Records:
++++++
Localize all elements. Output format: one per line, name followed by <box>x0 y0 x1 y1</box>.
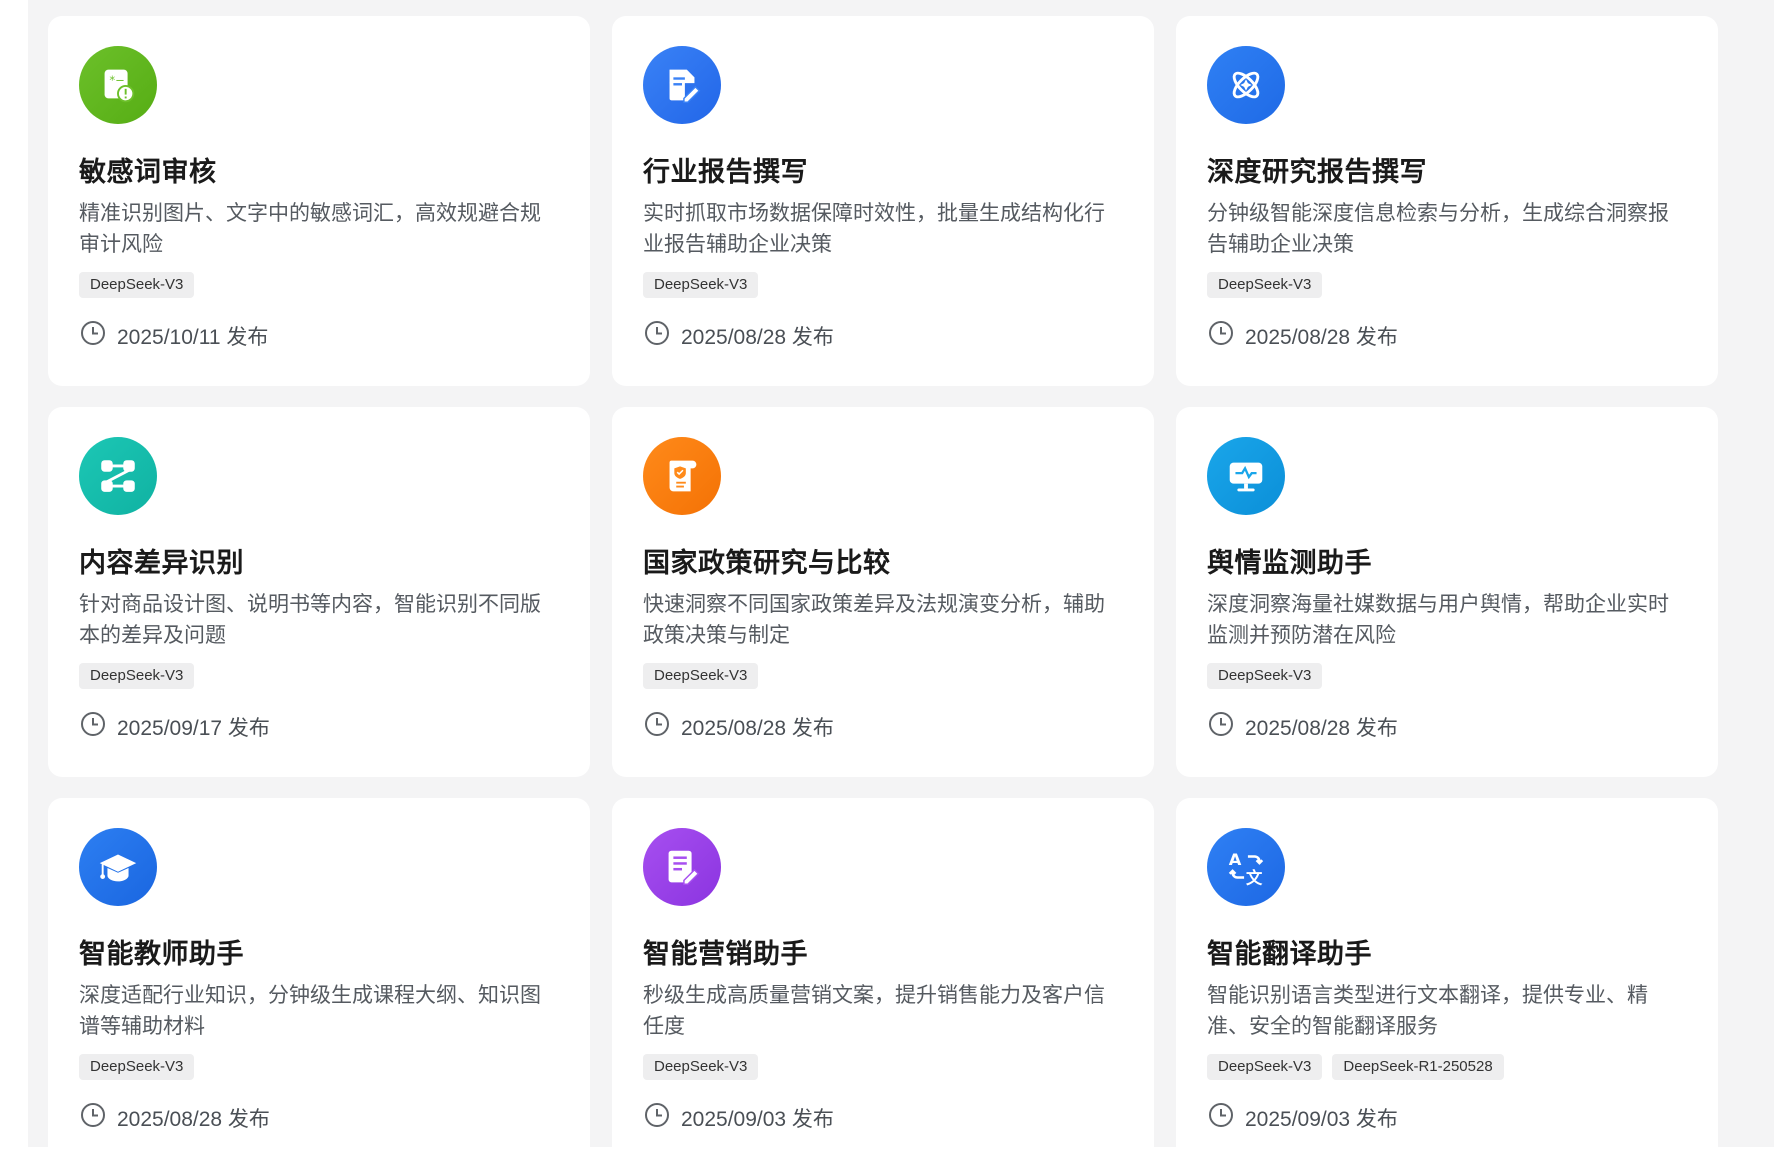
publish-info: 2025/08/28 发布 <box>1207 319 1688 353</box>
svg-text:*−: *− <box>109 73 124 87</box>
clock-icon <box>1207 1101 1245 1135</box>
card-description: 针对商品设计图、说明书等内容，智能识别不同版本的差异及问题 <box>79 593 541 647</box>
model-tags: DeepSeek-V3 <box>1207 663 1688 689</box>
card-description: 秒级生成高质量营销文案，提升销售能力及客户信任度 <box>643 984 1105 1038</box>
publish-info: 2025/08/28 发布 <box>643 319 1124 353</box>
publish-date: 2025/09/17 发布 <box>117 717 270 740</box>
app-card[interactable]: 国家政策研究与比较 快速洞察不同国家政策差异及法规演变分析，辅助政策决策与制定 … <box>612 407 1154 777</box>
app-card[interactable]: 舆情监测助手 深度洞察海量社媒数据与用户舆情，帮助企业实时监测并预防潜在风险 D… <box>1176 407 1718 777</box>
model-tags: DeepSeek-V3 <box>643 272 1124 298</box>
card-description: 精准识别图片、文字中的敏感词汇，高效规避合规审计风险 <box>79 202 541 256</box>
publish-date: 2025/08/28 发布 <box>1245 717 1398 740</box>
note-edit-icon <box>643 828 721 906</box>
publish-info: 2025/09/03 发布 <box>643 1101 1124 1135</box>
flow-compare-icon <box>79 437 157 515</box>
publish-date: 2025/09/03 发布 <box>681 1108 834 1131</box>
card-description: 快速洞察不同国家政策差异及法规演变分析，辅助政策决策与制定 <box>643 593 1105 647</box>
publish-date: 2025/09/03 发布 <box>1245 1108 1398 1131</box>
model-tag: DeepSeek-V3 <box>79 272 195 298</box>
app-card-grid: *− 敏感词审核 精准识别图片、文字中的敏感词汇，高效规避合规审计风险 Deep… <box>48 16 1718 1168</box>
model-tag: DeepSeek-V3 <box>79 663 195 689</box>
publish-date: 2025/08/28 发布 <box>117 1108 270 1131</box>
clock-icon <box>643 710 681 744</box>
card-description: 智能识别语言类型进行文本翻译，提供专业、精准、安全的智能翻译服务 <box>1207 984 1648 1038</box>
publish-date: 2025/10/11 发布 <box>117 326 269 349</box>
model-tag: DeepSeek-V3 <box>79 1054 195 1080</box>
card-description: 深度洞察海量社媒数据与用户舆情，帮助企业实时监测并预防潜在风险 <box>1207 593 1669 647</box>
translate-icon: A文 <box>1207 828 1285 906</box>
model-tag: DeepSeek-V3 <box>643 663 759 689</box>
publish-date: 2025/08/28 发布 <box>1245 326 1398 349</box>
monitor-pulse-icon <box>1207 437 1285 515</box>
model-tag: DeepSeek-V3 <box>643 1054 759 1080</box>
atom-icon <box>1207 46 1285 124</box>
app-card[interactable]: A文 智能翻译助手 智能识别语言类型进行文本翻译，提供专业、精准、安全的智能翻译… <box>1176 798 1718 1168</box>
app-card[interactable]: 内容差异识别 针对商品设计图、说明书等内容，智能识别不同版本的差异及问题 Dee… <box>48 407 590 777</box>
sensitive-audit-icon: *− <box>79 46 157 124</box>
model-tags: DeepSeek-V3 <box>643 663 1124 689</box>
publish-info: 2025/09/17 发布 <box>79 710 560 744</box>
model-tag: DeepSeek-R1-250528 <box>1332 1054 1504 1080</box>
card-title: 智能教师助手 <box>79 939 244 969</box>
clock-icon <box>79 710 117 744</box>
svg-text:A: A <box>1229 850 1242 869</box>
svg-text:文: 文 <box>1246 868 1263 887</box>
clock-icon <box>1207 319 1245 353</box>
model-tags: DeepSeek-V3 <box>79 663 560 689</box>
clock-icon <box>79 1101 117 1135</box>
publish-info: 2025/08/28 发布 <box>1207 710 1688 744</box>
card-title: 内容差异识别 <box>79 548 244 578</box>
model-tag: DeepSeek-V3 <box>1207 663 1323 689</box>
card-title: 智能翻译助手 <box>1207 939 1372 969</box>
card-title: 国家政策研究与比较 <box>643 548 891 578</box>
publish-date: 2025/08/28 发布 <box>681 717 834 740</box>
model-tag: DeepSeek-V3 <box>1207 1054 1323 1080</box>
policy-scroll-icon <box>643 437 721 515</box>
model-tags: DeepSeek-V3 <box>643 1054 1124 1080</box>
app-card[interactable]: 行业报告撰写 实时抓取市场数据保障时效性，批量生成结构化行业报告辅助企业决策 D… <box>612 16 1154 386</box>
model-tags: DeepSeek-V3 <box>79 272 560 298</box>
clock-icon <box>643 1101 681 1135</box>
card-title: 敏感词审核 <box>79 157 217 187</box>
app-card[interactable]: 智能教师助手 深度适配行业知识，分钟级生成课程大纲、知识图谱等辅助材料 Deep… <box>48 798 590 1168</box>
app-card[interactable]: 深度研究报告撰写 分钟级智能深度信息检索与分析，生成综合洞察报告辅助企业决策 D… <box>1176 16 1718 386</box>
model-tag: DeepSeek-V3 <box>643 272 759 298</box>
document-edit-icon <box>643 46 721 124</box>
model-tags: DeepSeek-V3 DeepSeek-R1-250528 <box>1207 1054 1688 1080</box>
model-tags: DeepSeek-V3 <box>79 1054 560 1080</box>
card-description: 深度适配行业知识，分钟级生成课程大纲、知识图谱等辅助材料 <box>79 984 541 1038</box>
card-title: 行业报告撰写 <box>643 157 808 187</box>
clock-icon <box>643 319 681 353</box>
app-card[interactable]: 智能营销助手 秒级生成高质量营销文案，提升销售能力及客户信任度 DeepSeek… <box>612 798 1154 1168</box>
card-title: 深度研究报告撰写 <box>1207 157 1427 187</box>
clock-icon <box>1207 710 1245 744</box>
publish-info: 2025/08/28 发布 <box>79 1101 560 1135</box>
graduation-cap-icon <box>79 828 157 906</box>
publish-info: 2025/09/03 发布 <box>1207 1101 1688 1135</box>
card-title: 舆情监测助手 <box>1207 548 1372 578</box>
publish-date: 2025/08/28 发布 <box>681 326 834 349</box>
model-tags: DeepSeek-V3 <box>1207 272 1688 298</box>
clock-icon <box>79 319 117 353</box>
app-card[interactable]: *− 敏感词审核 精准识别图片、文字中的敏感词汇，高效规避合规审计风险 Deep… <box>48 16 590 386</box>
publish-info: 2025/10/11 发布 <box>79 319 560 353</box>
card-description: 实时抓取市场数据保障时效性，批量生成结构化行业报告辅助企业决策 <box>643 202 1105 256</box>
card-title: 智能营销助手 <box>643 939 808 969</box>
publish-info: 2025/08/28 发布 <box>643 710 1124 744</box>
model-tag: DeepSeek-V3 <box>1207 272 1323 298</box>
card-description: 分钟级智能深度信息检索与分析，生成综合洞察报告辅助企业决策 <box>1207 202 1669 256</box>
++++++
WORK TO COMPLETE: Return all of the rows above unchanged, character for character, and omit the pictures from your answer.

EXERCISE RESPONSE:
Localize all elements. Output format: one per line, name followed by <box>x0 y0 x1 y1</box>.
publish-info: 2025/08/28 发布 <box>1207 319 1688 353</box>
svg-text:*−: *− <box>109 73 124 87</box>
clock-icon <box>1207 1101 1245 1135</box>
card-description: 针对商品设计图、说明书等内容，智能识别不同版本的差异及问题 <box>79 593 541 647</box>
model-tags: DeepSeek-V3 <box>1207 663 1688 689</box>
card-description: 秒级生成高质量营销文案，提升销售能力及客户信任度 <box>643 984 1105 1038</box>
publish-info: 2025/08/28 发布 <box>643 319 1124 353</box>
publish-date: 2025/09/17 发布 <box>117 717 270 740</box>
app-card[interactable]: 国家政策研究与比较 快速洞察不同国家政策差异及法规演变分析，辅助政策决策与制定 … <box>612 407 1154 777</box>
app-card[interactable]: 舆情监测助手 深度洞察海量社媒数据与用户舆情，帮助企业实时监测并预防潜在风险 D… <box>1176 407 1718 777</box>
model-tags: DeepSeek-V3 <box>643 272 1124 298</box>
card-description: 精准识别图片、文字中的敏感词汇，高效规避合规审计风险 <box>79 202 541 256</box>
publish-date: 2025/08/28 发布 <box>1245 717 1398 740</box>
note-edit-icon <box>643 828 721 906</box>
publish-info: 2025/09/03 发布 <box>643 1101 1124 1135</box>
flow-compare-icon <box>79 437 157 515</box>
publish-date: 2025/09/03 发布 <box>681 1108 834 1131</box>
card-description: 快速洞察不同国家政策差异及法规演变分析，辅助政策决策与制定 <box>643 593 1105 647</box>
publish-date: 2025/09/03 发布 <box>1245 1108 1398 1131</box>
model-tag: DeepSeek-V3 <box>79 272 195 298</box>
app-card-grid: *− 敏感词审核 精准识别图片、文字中的敏感词汇，高效规避合规审计风险 Deep… <box>48 16 1718 1168</box>
model-tag: DeepSeek-V3 <box>79 663 195 689</box>
publish-date: 2025/08/28 发布 <box>117 1108 270 1131</box>
clock-icon <box>643 710 681 744</box>
card-description: 智能识别语言类型进行文本翻译，提供专业、精准、安全的智能翻译服务 <box>1207 984 1648 1038</box>
publish-date: 2025/10/11 发布 <box>117 326 269 349</box>
model-tag: DeepSeek-V3 <box>79 1054 195 1080</box>
card-description: 深度洞察海量社媒数据与用户舆情，帮助企业实时监测并预防潜在风险 <box>1207 593 1669 647</box>
translate-icon: A文 <box>1207 828 1285 906</box>
model-tag: DeepSeek-V3 <box>643 663 759 689</box>
publish-date: 2025/08/28 发布 <box>1245 326 1398 349</box>
monitor-pulse-icon <box>1207 437 1285 515</box>
model-tag: DeepSeek-V3 <box>643 1054 759 1080</box>
atom-icon <box>1207 46 1285 124</box>
app-card[interactable]: A文 智能翻译助手 智能识别语言类型进行文本翻译，提供专业、精准、安全的智能翻译… <box>1176 798 1718 1168</box>
app-card[interactable]: 内容差异识别 针对商品设计图、说明书等内容，智能识别不同版本的差异及问题 Dee… <box>48 407 590 777</box>
sensitive-audit-icon: *− <box>79 46 157 124</box>
model-tags: DeepSeek-V3 <box>643 663 1124 689</box>
publish-info: 2025/09/17 发布 <box>79 710 560 744</box>
model-tag: DeepSeek-R1-250528 <box>1332 1054 1504 1080</box>
card-title: 智能教师助手 <box>79 939 244 969</box>
clock-icon <box>79 710 117 744</box>
svg-text:A: A <box>1229 850 1242 869</box>
svg-text:文: 文 <box>1246 868 1263 887</box>
clock-icon <box>1207 319 1245 353</box>
model-tags: DeepSeek-V3 <box>79 663 560 689</box>
clock-icon <box>79 1101 117 1135</box>
publish-info: 2025/08/28 发布 <box>1207 710 1688 744</box>
card-title: 内容差异识别 <box>79 548 244 578</box>
model-tag: DeepSeek-V3 <box>1207 663 1323 689</box>
card-title: 智能翻译助手 <box>1207 939 1372 969</box>
card-title: 国家政策研究与比较 <box>643 548 891 578</box>
publish-date: 2025/08/28 发布 <box>681 717 834 740</box>
model-tag: DeepSeek-V3 <box>1207 1054 1323 1080</box>
policy-scroll-icon <box>643 437 721 515</box>
model-tags: DeepSeek-V3 <box>643 1054 1124 1080</box>
app-card[interactable]: 行业报告撰写 实时抓取市场数据保障时效性，批量生成结构化行业报告辅助企业决策 D… <box>612 16 1154 386</box>
model-tags: DeepSeek-V3 <box>79 272 560 298</box>
clock-icon <box>643 1101 681 1135</box>
card-title: 敏感词审核 <box>79 157 217 187</box>
app-card[interactable]: 智能教师助手 深度适配行业知识，分钟级生成课程大纲、知识图谱等辅助材料 Deep… <box>48 798 590 1168</box>
app-card[interactable]: 深度研究报告撰写 分钟级智能深度信息检索与分析，生成综合洞察报告辅助企业决策 D… <box>1176 16 1718 386</box>
model-tag: DeepSeek-V3 <box>643 272 759 298</box>
document-edit-icon <box>643 46 721 124</box>
model-tags: DeepSeek-V3 DeepSeek-R1-250528 <box>1207 1054 1688 1080</box>
model-tags: DeepSeek-V3 <box>79 1054 560 1080</box>
card-description: 深度适配行业知识，分钟级生成课程大纲、知识图谱等辅助材料 <box>79 984 541 1038</box>
card-title: 行业报告撰写 <box>643 157 808 187</box>
clock-icon <box>643 319 681 353</box>
app-card[interactable]: 智能营销助手 秒级生成高质量营销文案，提升销售能力及客户信任度 DeepSeek… <box>612 798 1154 1168</box>
card-title: 深度研究报告撰写 <box>1207 157 1427 187</box>
clock-icon <box>1207 710 1245 744</box>
publish-info: 2025/08/28 发布 <box>79 1101 560 1135</box>
graduation-cap-icon <box>79 828 157 906</box>
publish-info: 2025/09/03 发布 <box>1207 1101 1688 1135</box>
card-title: 舆情监测助手 <box>1207 548 1372 578</box>
publish-date: 2025/08/28 发布 <box>681 326 834 349</box>
model-tags: DeepSeek-V3 <box>1207 272 1688 298</box>
clock-icon <box>79 319 117 353</box>
app-card[interactable]: *− 敏感词审核 精准识别图片、文字中的敏感词汇，高效规避合规审计风险 Deep… <box>48 16 590 386</box>
publish-info: 2025/10/11 发布 <box>79 319 560 353</box>
card-description: 实时抓取市场数据保障时效性，批量生成结构化行业报告辅助企业决策 <box>643 202 1105 256</box>
card-title: 智能营销助手 <box>643 939 808 969</box>
publish-info: 2025/08/28 发布 <box>643 710 1124 744</box>
model-tag: DeepSeek-V3 <box>1207 272 1323 298</box>
card-description: 分钟级智能深度信息检索与分析，生成综合洞察报告辅助企业决策 <box>1207 202 1669 256</box>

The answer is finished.